(Page excerpt Opens)
That’s compared to doing special investigations in a traditional financial institution’s correspondent banking department, where AML monitors are “limited to wire details and requests for more information and Googling — it’s a lot of guessing and looking for patterns, and you’re limited to what information you have,” she said. “With blockchain analytics, it’s very clear.”
That makes it easy to be comfortable that the transaction “came from a regulated institution, or say it came from a darknet market — we’re going to close the account, file an SAR, move on,” Barnett said.
That ability to easily conduct transaction monitoring has helped crypto shake off much of its early reputation as nothing but a currency for darknet markets and illicit actors, she said, noting that Chainalysis data shows that less than 1% of all crypto transactions are associated with illicit actors.
Show Us the Rule Book
On the regulation side of her work, Barnett’s job is a little muddier.
In a recent PYMNTS survey, 52% of traditional financial firms considering blockchain and crypto adoptions said unclear regulation was their top concern. That’s something Barnett can confirm.
“The lack of regulatory clarity is one of the reasons that institutions are hesitant to interact with cryptocurrency,” she said, noting that “The transition from an unregulated to a regulated market can be a difficult and sometimes painful one to navigate, for sure, but it’s obviously a necessary step that will bring greater safety to consumers and greater certainty to investors — in particular institutional investors — and helps to facilitate their entry into this space.”
That is happening, Barnett added, saying Chainalysis has “seen an increase in regulatory developments and believe that it is one of the drivers of growing adoption.”
One of the difficulties with this, she said, is that crypto and blockchain are developing so fast that it’s hard for regulators to keep up.
Don’t DeFi Us
The obvious example is decentralized finance, or DeFi, which has popped up fairly recently and is posing new and different questions for regulators, she said. For example, the EU’s new Markets in Crypto Assets (MiCA) law was intended to be a comprehensive legal framework, but the yearslong process forced regulators and legislators to leave DeFi and non-fungible tokens (NFTs) for another set of regulations.
(Page excerpt Closes)
(Raw data Opens)
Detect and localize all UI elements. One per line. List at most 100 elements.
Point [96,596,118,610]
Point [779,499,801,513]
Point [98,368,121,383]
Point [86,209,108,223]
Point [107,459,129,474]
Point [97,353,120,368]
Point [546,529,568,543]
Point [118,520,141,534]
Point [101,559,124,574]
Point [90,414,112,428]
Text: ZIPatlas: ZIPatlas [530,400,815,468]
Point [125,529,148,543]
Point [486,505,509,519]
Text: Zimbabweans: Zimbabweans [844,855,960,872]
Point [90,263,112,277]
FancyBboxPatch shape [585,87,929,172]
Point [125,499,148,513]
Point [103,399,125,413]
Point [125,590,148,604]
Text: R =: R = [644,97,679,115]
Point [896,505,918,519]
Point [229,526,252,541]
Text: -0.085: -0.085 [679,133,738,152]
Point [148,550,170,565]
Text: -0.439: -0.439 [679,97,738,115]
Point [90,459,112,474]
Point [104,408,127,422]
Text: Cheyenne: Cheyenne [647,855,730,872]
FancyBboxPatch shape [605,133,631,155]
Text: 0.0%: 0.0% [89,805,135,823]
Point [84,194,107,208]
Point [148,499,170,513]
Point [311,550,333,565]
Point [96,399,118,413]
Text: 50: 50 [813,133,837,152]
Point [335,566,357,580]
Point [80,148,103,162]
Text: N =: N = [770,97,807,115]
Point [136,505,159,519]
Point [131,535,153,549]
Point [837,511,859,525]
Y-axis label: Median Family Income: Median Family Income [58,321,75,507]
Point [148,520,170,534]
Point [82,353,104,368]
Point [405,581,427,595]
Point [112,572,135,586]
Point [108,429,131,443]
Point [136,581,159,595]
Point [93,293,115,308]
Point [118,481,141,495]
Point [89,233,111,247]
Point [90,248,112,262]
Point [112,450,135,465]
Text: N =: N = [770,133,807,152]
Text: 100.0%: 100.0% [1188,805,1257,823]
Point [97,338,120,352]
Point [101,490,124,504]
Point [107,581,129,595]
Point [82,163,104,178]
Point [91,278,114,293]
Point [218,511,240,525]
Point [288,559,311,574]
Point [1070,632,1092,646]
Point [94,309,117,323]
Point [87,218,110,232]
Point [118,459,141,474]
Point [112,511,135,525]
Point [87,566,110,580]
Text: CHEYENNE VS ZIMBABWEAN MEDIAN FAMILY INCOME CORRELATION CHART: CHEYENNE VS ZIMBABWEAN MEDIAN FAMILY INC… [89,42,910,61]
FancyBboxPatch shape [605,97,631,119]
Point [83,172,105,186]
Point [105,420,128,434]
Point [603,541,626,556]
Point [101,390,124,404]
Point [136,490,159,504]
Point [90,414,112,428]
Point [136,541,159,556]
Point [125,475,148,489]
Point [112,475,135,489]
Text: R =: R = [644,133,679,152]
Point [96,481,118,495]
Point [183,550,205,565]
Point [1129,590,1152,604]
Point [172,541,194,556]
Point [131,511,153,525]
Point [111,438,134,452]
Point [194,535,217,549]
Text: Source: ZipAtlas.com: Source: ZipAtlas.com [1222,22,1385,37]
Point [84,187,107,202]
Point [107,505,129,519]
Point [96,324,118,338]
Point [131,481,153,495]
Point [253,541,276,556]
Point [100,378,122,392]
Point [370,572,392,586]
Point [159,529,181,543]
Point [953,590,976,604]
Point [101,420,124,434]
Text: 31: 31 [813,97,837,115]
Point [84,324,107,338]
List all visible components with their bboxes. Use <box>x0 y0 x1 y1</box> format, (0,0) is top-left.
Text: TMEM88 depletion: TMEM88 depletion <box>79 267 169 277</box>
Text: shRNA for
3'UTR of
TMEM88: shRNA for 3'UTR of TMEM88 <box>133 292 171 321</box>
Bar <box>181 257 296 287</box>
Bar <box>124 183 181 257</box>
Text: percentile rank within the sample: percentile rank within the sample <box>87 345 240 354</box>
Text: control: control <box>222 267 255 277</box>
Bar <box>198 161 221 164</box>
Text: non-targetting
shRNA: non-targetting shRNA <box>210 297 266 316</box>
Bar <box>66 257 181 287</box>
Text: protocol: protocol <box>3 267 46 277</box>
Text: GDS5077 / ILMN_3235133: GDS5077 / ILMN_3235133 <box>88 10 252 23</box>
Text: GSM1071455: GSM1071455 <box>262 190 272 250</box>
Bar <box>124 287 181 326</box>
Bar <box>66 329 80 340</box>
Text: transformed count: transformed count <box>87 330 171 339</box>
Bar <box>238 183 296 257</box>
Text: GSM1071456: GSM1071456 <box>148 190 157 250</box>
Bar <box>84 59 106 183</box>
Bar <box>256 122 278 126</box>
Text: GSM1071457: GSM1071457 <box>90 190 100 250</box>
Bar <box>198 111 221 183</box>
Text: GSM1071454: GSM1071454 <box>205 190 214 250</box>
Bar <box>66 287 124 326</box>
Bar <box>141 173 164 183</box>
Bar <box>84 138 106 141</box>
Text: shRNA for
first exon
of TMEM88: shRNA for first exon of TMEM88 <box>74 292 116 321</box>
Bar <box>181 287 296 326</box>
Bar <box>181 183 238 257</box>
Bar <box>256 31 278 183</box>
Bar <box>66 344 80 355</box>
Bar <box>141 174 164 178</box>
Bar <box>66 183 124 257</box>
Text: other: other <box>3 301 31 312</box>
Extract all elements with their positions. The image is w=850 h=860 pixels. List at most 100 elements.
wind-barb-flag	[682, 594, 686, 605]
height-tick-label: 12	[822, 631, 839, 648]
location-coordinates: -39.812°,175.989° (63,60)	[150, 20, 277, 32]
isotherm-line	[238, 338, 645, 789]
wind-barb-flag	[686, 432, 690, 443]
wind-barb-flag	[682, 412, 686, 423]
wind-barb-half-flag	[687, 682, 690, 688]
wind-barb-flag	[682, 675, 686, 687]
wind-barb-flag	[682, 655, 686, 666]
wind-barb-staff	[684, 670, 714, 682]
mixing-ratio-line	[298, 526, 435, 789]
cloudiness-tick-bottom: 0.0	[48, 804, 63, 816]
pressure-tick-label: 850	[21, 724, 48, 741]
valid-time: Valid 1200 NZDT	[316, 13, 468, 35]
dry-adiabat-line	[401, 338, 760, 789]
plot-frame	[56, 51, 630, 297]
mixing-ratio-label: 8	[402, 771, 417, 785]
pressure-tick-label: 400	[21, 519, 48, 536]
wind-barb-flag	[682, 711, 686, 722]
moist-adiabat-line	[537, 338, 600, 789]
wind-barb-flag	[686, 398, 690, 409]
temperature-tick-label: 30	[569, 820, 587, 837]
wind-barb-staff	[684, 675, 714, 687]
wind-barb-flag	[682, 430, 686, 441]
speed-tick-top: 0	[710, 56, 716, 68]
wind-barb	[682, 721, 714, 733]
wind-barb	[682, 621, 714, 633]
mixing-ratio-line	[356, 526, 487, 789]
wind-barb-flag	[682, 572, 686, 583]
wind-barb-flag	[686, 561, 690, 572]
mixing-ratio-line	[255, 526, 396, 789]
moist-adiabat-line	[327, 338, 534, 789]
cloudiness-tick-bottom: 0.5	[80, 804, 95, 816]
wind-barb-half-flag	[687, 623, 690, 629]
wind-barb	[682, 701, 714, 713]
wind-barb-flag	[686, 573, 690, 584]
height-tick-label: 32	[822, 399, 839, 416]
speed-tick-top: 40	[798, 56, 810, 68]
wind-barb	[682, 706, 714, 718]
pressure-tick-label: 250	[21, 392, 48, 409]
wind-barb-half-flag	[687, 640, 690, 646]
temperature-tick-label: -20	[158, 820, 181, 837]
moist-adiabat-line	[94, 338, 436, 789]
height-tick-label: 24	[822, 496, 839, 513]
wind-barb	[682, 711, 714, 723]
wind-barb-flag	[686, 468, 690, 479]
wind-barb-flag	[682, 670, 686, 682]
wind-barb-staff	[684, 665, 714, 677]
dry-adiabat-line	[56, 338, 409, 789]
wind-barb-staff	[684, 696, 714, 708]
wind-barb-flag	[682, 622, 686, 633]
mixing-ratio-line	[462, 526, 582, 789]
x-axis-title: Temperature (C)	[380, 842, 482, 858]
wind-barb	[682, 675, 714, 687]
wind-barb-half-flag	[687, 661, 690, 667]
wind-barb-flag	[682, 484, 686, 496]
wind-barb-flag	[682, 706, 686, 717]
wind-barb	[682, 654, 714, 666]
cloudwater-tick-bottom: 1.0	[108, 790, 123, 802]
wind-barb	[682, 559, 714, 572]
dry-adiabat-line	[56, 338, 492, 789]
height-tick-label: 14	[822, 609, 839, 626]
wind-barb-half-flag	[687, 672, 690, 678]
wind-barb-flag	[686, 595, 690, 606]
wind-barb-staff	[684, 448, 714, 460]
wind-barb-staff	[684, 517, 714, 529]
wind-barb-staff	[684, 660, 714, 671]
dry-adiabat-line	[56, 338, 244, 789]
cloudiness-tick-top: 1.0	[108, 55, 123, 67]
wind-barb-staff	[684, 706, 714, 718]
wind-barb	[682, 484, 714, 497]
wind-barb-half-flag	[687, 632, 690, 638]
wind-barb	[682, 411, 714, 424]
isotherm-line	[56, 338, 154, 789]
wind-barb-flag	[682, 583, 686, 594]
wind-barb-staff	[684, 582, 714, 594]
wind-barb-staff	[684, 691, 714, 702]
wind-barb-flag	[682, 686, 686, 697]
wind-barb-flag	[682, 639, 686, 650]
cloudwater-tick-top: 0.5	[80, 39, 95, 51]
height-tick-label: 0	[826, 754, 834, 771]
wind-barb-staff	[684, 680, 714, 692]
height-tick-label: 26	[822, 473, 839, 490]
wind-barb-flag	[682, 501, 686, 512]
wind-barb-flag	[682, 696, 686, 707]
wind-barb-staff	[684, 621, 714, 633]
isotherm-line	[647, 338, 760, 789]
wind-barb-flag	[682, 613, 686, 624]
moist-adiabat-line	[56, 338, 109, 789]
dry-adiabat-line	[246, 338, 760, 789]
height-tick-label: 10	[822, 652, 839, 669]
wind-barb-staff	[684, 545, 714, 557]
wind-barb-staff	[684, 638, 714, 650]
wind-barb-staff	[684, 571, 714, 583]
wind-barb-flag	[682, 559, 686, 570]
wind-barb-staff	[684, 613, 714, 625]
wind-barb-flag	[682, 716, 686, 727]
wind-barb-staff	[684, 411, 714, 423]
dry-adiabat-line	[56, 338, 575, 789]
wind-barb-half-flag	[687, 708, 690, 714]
(Raw data Closes)
Instructions >>
1. Set down the stretch of the crypto regulation article from "Show Us the" through "Barnett can confirm.", word for word.
2. Carry the crypto regulation article further, picking up after its last sentence.

Task-by-task outputs >>
1.
Show Us the Rule Book
On the regulation side of her work, Barnett’s job is a little muddier.
In a recent PYMNTS survey, 52% of traditional financial firms considering blockchain and crypto adoptions said unclear regulation was their top concern. That’s something Barnett can confirm.

2.
“I feel like regulators make huge strides and then the technology just continues to advance and raises more questions for regulators to grapple with,” she said. “What I do believe to be really helpful is regulators around the world are really taking a deep dive to truly understand the nuances of this technology, in order to come up with thoughtful regulation that will not be outpaced by the next new development.”
What is needed, she said, is a combination of hard and fast rules and a softer regulatory sandbox where companies can experiment under closer supervision, to help “make sure that the regulation is truly applicable and appropriate for this new technology.”
The Two Biggest Questions
Right now in the U.S., the two biggest questions that need answering, Barnett said, are the “lack of clarity” about what makes a cryptocurrency a commodity or a security, and the regulation of DeFi. She noted that fitting the square peg of 14-year-old cryptocurrencies into the round hole of the Supreme Court’s 1946 Howey tests defining a security needs more work.
“We’re seeing so much activity there, and I’m having a lot of conversations with different DeFi customers who are trying to understand, do they have any obligations, and if so, what are they,” she said. Cooperation between the industry and regulators could be beneficial in establishing operable rules that wouldn’t curb innovation.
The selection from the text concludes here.